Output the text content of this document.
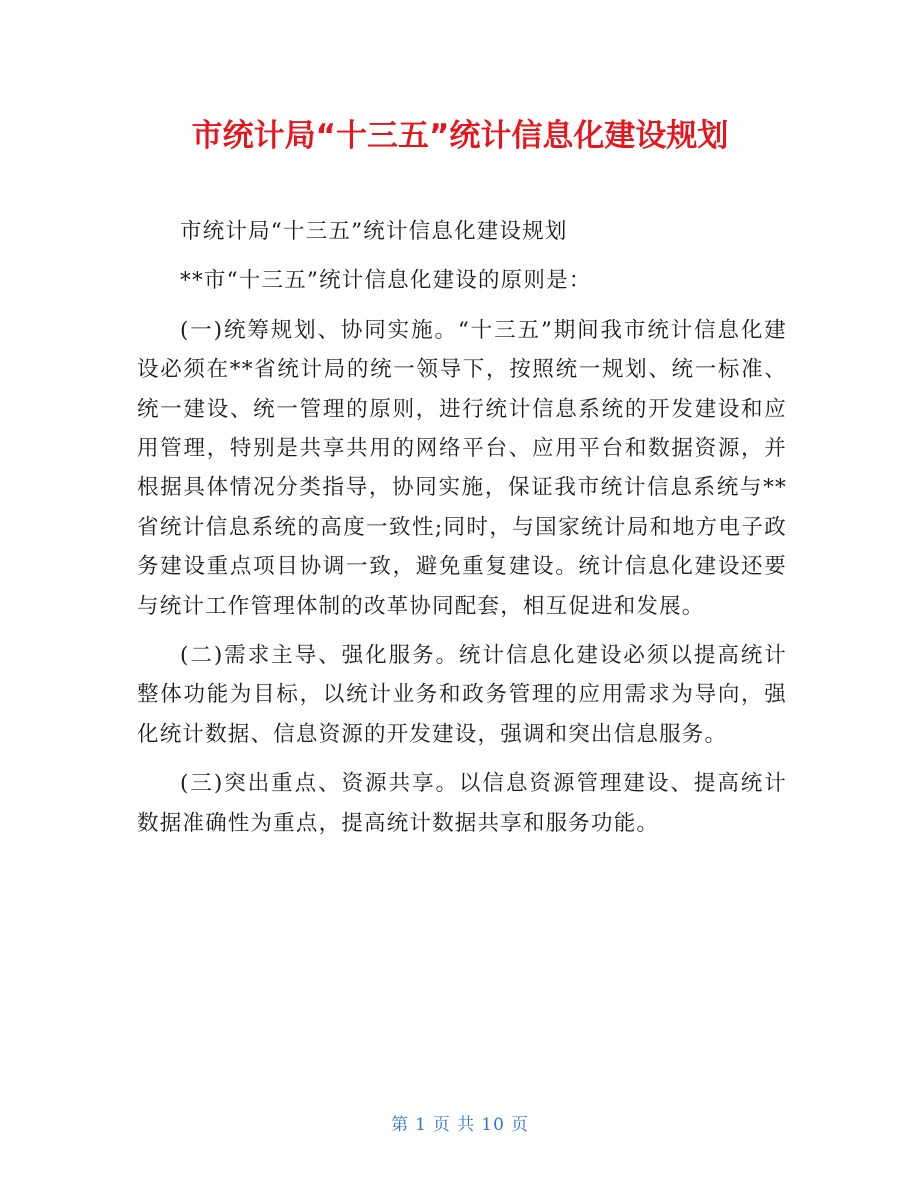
市统计局“十三五”统计信息化建设规划

市统计局“十三五”统计信息化建设规划

**市“十三五”统计信息化建设的原则是：

(一)统筹规划、协同实施。“十三五”期间我市统计信息化建设必须在**省统计局的统一领导下，按照统一规划、统一标准、统一建设、统一管理的原则，进行统计信息系统的开发建设和应用管理，特别是共享共用的网络平台、应用平台和数据资源，并根据具体情况分类指导，协同实施，保证我市统计信息系统与**省统计信息系统的高度一致性;同时，与国家统计局和地方电子政务建设重点项目协调一致，避免重复建设。统计信息化建设还要与统计工作管理体制的改革协同配套，相互促进和发展。

(二)需求主导、强化服务。统计信息化建设必须以提高统计整体功能为目标，以统计业务和政务管理的应用需求为导向，强化统计数据、信息资源的开发建设，强调和突出信息服务。

(三)突出重点、资源共享。以信息资源管理建设、提高统计数据准确性为重点，提高统计数据共享和服务功能。

第 1 页 共 10 页
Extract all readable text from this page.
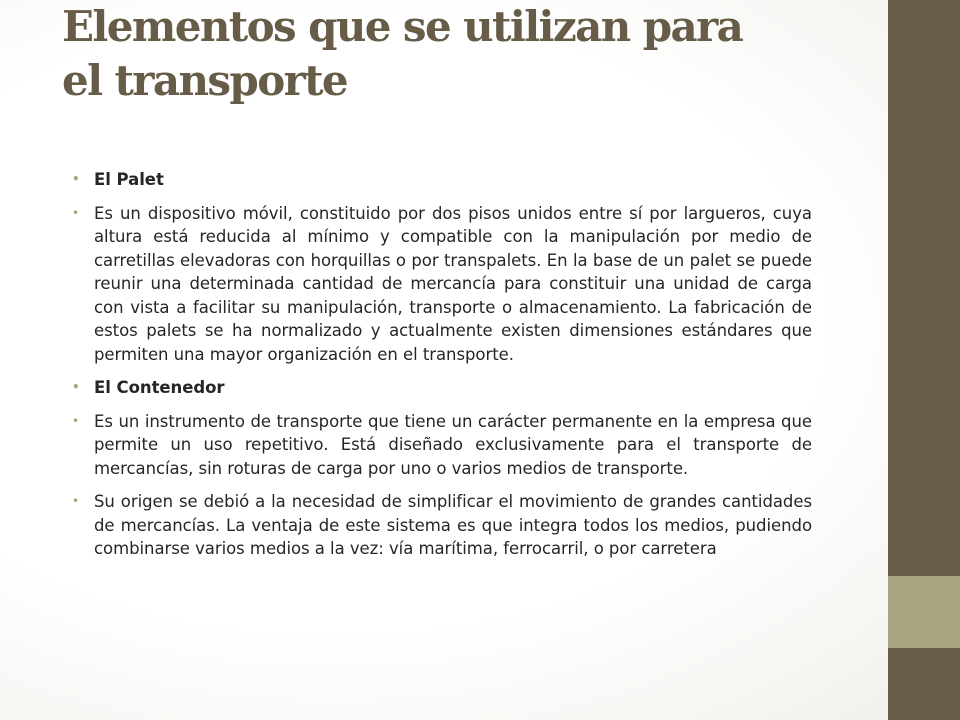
Elementos que se utilizan para
el transporte
• El Palet
• Es un dispositivo móvil, constituido por dos pisos unidos entre sí por largueros, cuya altura está reducida al mínimo y compatible con la manipulación por medio de carretillas elevadoras con horquillas o por transpalets. En la base de un palet se puede reunir una determinada cantidad de mercancía para constituir una unidad de carga con vista a facilitar su manipulación, transporte o almacenamiento. La fabricación de estos palets se ha normalizado y actualmente existen dimensiones estándares que permiten una mayor organización en el transporte.
• El Contenedor
• Es un instrumento de transporte que tiene un carácter permanente en la empresa que permite un uso repetitivo. Está diseñado exclusivamente para el transporte de mercancías, sin roturas de carga por uno o varios medios de transporte.
• Su origen se debió a la necesidad de simplificar el movimiento de grandes cantidades de mercancías. La ventaja de este sistema es que integra todos los medios, pudiendo combinarse varios medios a la vez: vía marítima, ferrocarril, o por carretera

##########

> Problem to work on:
Repeat the records above exactly, leaving out any pictures they contain.

> Answer for this exercise:
Output the text content of this document.
市统计局“十三五”统计信息化建设规划

市统计局“十三五”统计信息化建设规划

**市“十三五”统计信息化建设的原则是：

(一)统筹规划、协同实施。“十三五”期间我市统计信息化建设必须在**省统计局的统一领导下，按照统一规划、统一标准、统一建设、统一管理的原则，进行统计信息系统的开发建设和应用管理，特别是共享共用的网络平台、应用平台和数据资源，并根据具体情况分类指导，协同实施，保证我市统计信息系统与**省统计信息系统的高度一致性;同时，与国家统计局和地方电子政务建设重点项目协调一致，避免重复建设。统计信息化建设还要与统计工作管理体制的改革协同配套，相互促进和发展。

(二)需求主导、强化服务。统计信息化建设必须以提高统计整体功能为目标，以统计业务和政务管理的应用需求为导向，强化统计数据、信息资源的开发建设，强调和突出信息服务。

(三)突出重点、资源共享。以信息资源管理建设、提高统计数据准确性为重点，提高统计数据共享和服务功能。

第 1 页 共 10 页
Extract all readable text from this page.
Elementos que se utilizan para
el transporte
• El Palet
• Es un dispositivo móvil, constituido por dos pisos unidos entre sí por largueros, cuya altura está reducida al mínimo y compatible con la manipulación por medio de carretillas elevadoras con horquillas o por transpalets. En la base de un palet se puede reunir una determinada cantidad de mercancía para constituir una unidad de carga con vista a facilitar su manipulación, transporte o almacenamiento. La fabricación de estos palets se ha normalizado y actualmente existen dimensiones estándares que permiten una mayor organización en el transporte.
• El Contenedor
• Es un instrumento de transporte que tiene un carácter permanente en la empresa que permite un uso repetitivo. Está diseñado exclusivamente para el transporte de mercancías, sin roturas de carga por uno o varios medios de transporte.
• Su origen se debió a la necesidad de simplificar el movimiento de grandes cantidades de mercancías. La ventaja de este sistema es que integra todos los medios, pudiendo combinarse varios medios a la vez: vía marítima, ferrocarril, o por carretera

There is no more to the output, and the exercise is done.